--- Begin EXTRACTED INFORMATION ---

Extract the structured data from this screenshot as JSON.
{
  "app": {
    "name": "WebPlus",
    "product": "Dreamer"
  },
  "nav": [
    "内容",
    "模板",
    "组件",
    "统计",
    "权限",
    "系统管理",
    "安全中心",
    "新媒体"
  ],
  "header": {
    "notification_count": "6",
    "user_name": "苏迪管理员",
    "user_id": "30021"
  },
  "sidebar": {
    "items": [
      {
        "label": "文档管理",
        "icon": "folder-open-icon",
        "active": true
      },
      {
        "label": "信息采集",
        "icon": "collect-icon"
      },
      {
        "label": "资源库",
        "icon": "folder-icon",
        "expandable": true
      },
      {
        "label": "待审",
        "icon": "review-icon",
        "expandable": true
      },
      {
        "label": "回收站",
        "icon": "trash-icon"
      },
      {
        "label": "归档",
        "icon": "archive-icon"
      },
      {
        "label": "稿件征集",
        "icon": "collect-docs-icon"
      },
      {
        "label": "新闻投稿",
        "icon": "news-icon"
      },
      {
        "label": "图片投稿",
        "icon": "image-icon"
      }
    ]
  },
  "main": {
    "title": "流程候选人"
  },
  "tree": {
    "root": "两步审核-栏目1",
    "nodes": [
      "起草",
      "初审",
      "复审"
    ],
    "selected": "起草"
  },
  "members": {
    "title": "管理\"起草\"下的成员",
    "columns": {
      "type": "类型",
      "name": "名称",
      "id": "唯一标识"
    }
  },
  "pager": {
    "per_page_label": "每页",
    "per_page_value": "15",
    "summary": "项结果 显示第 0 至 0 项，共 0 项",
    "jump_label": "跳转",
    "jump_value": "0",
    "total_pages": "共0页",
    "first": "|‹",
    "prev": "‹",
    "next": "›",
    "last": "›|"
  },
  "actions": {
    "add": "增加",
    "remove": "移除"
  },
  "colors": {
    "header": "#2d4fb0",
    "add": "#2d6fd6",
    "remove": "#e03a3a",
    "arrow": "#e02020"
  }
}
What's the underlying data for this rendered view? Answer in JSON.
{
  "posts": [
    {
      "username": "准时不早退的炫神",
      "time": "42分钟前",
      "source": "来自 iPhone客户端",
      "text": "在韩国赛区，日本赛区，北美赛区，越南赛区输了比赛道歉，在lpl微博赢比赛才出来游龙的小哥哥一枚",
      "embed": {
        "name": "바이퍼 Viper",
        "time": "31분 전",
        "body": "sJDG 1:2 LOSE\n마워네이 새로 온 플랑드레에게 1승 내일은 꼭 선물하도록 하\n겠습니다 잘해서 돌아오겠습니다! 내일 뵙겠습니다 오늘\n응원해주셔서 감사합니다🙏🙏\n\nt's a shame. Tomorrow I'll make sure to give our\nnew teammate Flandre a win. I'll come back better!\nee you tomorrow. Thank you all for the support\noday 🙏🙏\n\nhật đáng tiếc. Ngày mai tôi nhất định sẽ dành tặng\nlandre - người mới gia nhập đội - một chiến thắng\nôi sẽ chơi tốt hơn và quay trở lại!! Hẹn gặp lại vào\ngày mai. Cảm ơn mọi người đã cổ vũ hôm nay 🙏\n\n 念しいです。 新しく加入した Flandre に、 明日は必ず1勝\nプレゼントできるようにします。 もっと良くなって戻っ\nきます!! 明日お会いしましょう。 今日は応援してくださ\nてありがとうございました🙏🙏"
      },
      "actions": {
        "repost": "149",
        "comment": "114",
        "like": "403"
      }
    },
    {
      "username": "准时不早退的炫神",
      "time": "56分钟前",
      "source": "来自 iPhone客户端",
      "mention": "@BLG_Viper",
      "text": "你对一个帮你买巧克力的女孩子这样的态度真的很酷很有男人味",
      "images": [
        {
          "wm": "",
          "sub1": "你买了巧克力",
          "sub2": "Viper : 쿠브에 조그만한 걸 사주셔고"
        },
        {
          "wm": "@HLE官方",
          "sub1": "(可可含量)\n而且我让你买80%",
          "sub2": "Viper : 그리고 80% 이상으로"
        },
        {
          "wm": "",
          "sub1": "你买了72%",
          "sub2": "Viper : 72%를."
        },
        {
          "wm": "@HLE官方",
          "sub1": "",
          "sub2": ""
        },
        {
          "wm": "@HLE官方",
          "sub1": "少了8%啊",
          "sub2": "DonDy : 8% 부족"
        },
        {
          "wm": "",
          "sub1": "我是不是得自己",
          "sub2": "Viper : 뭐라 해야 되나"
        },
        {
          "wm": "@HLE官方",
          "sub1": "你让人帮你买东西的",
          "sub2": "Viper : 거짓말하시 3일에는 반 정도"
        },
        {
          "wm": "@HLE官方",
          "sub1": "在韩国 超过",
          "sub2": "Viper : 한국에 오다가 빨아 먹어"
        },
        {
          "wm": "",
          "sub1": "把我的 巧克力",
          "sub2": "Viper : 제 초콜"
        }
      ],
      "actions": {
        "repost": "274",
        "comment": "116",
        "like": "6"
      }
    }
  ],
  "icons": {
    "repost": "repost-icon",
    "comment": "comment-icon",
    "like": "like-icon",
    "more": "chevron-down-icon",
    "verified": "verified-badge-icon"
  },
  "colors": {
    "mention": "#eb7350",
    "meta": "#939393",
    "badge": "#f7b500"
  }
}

--- End EXTRACTED INFORMATION ---

» EXERCISE
Search the material above for "data". Pull out each line where it shows up.

» CORRECT RESPONSE
Extract the structured data from this screenshot as JSON.
What's the underlying data for this rendered view? Answer in JSON.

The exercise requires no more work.